_Exercise objective:_ Give every line of the material again, exactly as written.

--- BEGIN ---

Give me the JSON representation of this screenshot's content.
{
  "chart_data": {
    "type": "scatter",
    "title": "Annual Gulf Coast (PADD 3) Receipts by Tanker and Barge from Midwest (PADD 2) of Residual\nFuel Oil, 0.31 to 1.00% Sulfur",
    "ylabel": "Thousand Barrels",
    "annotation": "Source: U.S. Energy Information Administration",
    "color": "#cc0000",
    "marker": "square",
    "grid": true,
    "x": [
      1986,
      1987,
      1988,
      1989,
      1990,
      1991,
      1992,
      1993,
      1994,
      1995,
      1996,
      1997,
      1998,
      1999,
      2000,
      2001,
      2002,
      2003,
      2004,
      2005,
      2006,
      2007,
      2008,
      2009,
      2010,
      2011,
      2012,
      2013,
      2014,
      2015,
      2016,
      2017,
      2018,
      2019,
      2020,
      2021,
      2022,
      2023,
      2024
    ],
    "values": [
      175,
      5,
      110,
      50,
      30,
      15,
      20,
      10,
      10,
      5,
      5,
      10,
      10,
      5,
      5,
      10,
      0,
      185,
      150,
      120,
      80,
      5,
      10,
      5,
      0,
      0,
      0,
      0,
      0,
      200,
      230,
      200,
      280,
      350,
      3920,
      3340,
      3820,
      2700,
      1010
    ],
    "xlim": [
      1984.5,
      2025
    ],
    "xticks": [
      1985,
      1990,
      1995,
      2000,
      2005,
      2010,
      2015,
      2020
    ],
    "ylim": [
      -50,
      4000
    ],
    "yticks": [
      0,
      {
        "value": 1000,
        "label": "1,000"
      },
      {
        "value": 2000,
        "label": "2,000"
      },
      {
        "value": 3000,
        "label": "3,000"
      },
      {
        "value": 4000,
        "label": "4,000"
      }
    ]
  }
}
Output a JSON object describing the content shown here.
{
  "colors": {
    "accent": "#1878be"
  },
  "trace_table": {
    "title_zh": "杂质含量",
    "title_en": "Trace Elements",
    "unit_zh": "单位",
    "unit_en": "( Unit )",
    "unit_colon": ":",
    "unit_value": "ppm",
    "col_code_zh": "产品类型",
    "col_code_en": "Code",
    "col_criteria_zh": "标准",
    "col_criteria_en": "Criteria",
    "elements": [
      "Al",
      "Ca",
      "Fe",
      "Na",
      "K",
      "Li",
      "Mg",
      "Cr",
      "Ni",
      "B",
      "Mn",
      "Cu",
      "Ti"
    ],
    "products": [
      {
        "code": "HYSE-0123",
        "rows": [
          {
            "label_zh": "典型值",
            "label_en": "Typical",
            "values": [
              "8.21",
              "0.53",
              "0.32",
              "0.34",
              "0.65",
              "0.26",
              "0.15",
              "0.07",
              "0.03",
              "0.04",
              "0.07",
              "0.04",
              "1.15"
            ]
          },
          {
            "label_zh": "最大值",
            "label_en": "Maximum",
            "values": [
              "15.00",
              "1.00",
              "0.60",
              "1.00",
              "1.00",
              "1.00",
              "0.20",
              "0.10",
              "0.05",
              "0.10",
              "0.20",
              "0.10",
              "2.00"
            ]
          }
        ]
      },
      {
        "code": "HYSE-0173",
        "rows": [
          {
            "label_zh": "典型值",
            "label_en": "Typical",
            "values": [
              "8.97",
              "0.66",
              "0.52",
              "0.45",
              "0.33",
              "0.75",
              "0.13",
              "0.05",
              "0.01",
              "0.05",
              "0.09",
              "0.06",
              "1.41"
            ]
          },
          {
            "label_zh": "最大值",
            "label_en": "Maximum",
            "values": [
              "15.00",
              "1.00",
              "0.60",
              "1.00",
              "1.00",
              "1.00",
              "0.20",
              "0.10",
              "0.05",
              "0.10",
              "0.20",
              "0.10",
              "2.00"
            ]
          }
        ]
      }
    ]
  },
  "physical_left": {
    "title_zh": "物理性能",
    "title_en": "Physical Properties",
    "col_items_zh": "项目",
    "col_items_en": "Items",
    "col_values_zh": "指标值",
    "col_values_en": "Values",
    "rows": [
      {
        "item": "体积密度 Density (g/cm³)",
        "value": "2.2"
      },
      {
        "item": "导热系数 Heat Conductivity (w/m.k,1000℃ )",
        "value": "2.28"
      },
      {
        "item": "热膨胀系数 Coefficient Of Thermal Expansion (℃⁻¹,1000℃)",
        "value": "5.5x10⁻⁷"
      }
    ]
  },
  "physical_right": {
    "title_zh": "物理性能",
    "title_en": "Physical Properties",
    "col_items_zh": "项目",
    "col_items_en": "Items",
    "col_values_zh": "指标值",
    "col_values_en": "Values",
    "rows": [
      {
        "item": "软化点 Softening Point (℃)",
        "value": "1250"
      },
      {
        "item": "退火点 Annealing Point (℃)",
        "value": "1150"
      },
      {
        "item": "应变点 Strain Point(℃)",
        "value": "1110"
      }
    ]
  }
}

--- END ---

_Output of the exercise:_
Give me the JSON representation of this screenshot's content.
{
  "chart_data": {
    "type": "scatter",
    "title": "Annual Gulf Coast (PADD 3) Receipts by Tanker and Barge from Midwest (PADD 2) of Residual\nFuel Oil, 0.31 to 1.00% Sulfur",
    "ylabel": "Thousand Barrels",
    "annotation": "Source: U.S. Energy Information Administration",
    "color": "#cc0000",
    "marker": "square",
    "grid": true,
    "x": [
      1986,
      1987,
      1988,
      1989,
      1990,
      1991,
      1992,
      1993,
      1994,
      1995,
      1996,
      1997,
      1998,
      1999,
      2000,
      2001,
      2002,
      2003,
      2004,
      2005,
      2006,
      2007,
      2008,
      2009,
      2010,
      2011,
      2012,
      2013,
      2014,
      2015,
      2016,
      2017,
      2018,
      2019,
      2020,
      2021,
      2022,
      2023,
      2024
    ],
    "values": [
      175,
      5,
      110,
      50,
      30,
      15,
      20,
      10,
      10,
      5,
      5,
      10,
      10,
      5,
      5,
      10,
      0,
      185,
      150,
      120,
      80,
      5,
      10,
      5,
      0,
      0,
      0,
      0,
      0,
      200,
      230,
      200,
      280,
      350,
      3920,
      3340,
      3820,
      2700,
      1010
    ],
    "xlim": [
      1984.5,
      2025
    ],
    "xticks": [
      1985,
      1990,
      1995,
      2000,
      2005,
      2010,
      2015,
      2020
    ],
    "ylim": [
      -50,
      4000
    ],
    "yticks": [
      0,
      {
        "value": 1000,
        "label": "1,000"
      },
      {
        "value": 2000,
        "label": "2,000"
      },
      {
        "value": 3000,
        "label": "3,000"
      },
      {
        "value": 4000,
        "label": "4,000"
      }
    ]
  }
}
Output a JSON object describing the content shown here.
{
  "colors": {
    "accent": "#1878be"
  },
  "trace_table": {
    "title_zh": "杂质含量",
    "title_en": "Trace Elements",
    "unit_zh": "单位",
    "unit_en": "( Unit )",
    "unit_colon": ":",
    "unit_value": "ppm",
    "col_code_zh": "产品类型",
    "col_code_en": "Code",
    "col_criteria_zh": "标准",
    "col_criteria_en": "Criteria",
    "elements": [
      "Al",
      "Ca",
      "Fe",
      "Na",
      "K",
      "Li",
      "Mg",
      "Cr",
      "Ni",
      "B",
      "Mn",
      "Cu",
      "Ti"
    ],
    "products": [
      {
        "code": "HYSE-0123",
        "rows": [
          {
            "label_zh": "典型值",
            "label_en": "Typical",
            "values": [
              "8.21",
              "0.53",
              "0.32",
              "0.34",
              "0.65",
              "0.26",
              "0.15",
              "0.07",
              "0.03",
              "0.04",
              "0.07",
              "0.04",
              "1.15"
            ]
          },
          {
            "label_zh": "最大值",
            "label_en": "Maximum",
            "values": [
              "15.00",
              "1.00",
              "0.60",
              "1.00",
              "1.00",
              "1.00",
              "0.20",
              "0.10",
              "0.05",
              "0.10",
              "0.20",
              "0.10",
              "2.00"
            ]
          }
        ]
      },
      {
        "code": "HYSE-0173",
        "rows": [
          {
            "label_zh": "典型值",
            "label_en": "Typical",
            "values": [
              "8.97",
              "0.66",
              "0.52",
              "0.45",
              "0.33",
              "0.75",
              "0.13",
              "0.05",
              "0.01",
              "0.05",
              "0.09",
              "0.06",
              "1.41"
            ]
          },
          {
            "label_zh": "最大值",
            "label_en": "Maximum",
            "values": [
              "15.00",
              "1.00",
              "0.60",
              "1.00",
              "1.00",
              "1.00",
              "0.20",
              "0.10",
              "0.05",
              "0.10",
              "0.20",
              "0.10",
              "2.00"
            ]
          }
        ]
      }
    ]
  },
  "physical_left": {
    "title_zh": "物理性能",
    "title_en": "Physical Properties",
    "col_items_zh": "项目",
    "col_items_en": "Items",
    "col_values_zh": "指标值",
    "col_values_en": "Values",
    "rows": [
      {
        "item": "体积密度 Density (g/cm³)",
        "value": "2.2"
      },
      {
        "item": "导热系数 Heat Conductivity (w/m.k,1000℃ )",
        "value": "2.28"
      },
      {
        "item": "热膨胀系数 Coefficient Of Thermal Expansion (℃⁻¹,1000℃)",
        "value": "5.5x10⁻⁷"
      }
    ]
  },
  "physical_right": {
    "title_zh": "物理性能",
    "title_en": "Physical Properties",
    "col_items_zh": "项目",
    "col_items_en": "Items",
    "col_values_zh": "指标值",
    "col_values_en": "Values",
    "rows": [
      {
        "item": "软化点 Softening Point (℃)",
        "value": "1250"
      },
      {
        "item": "退火点 Annealing Point (℃)",
        "value": "1150"
      },
      {
        "item": "应变点 Strain Point(℃)",
        "value": "1110"
      }
    ]
  }
}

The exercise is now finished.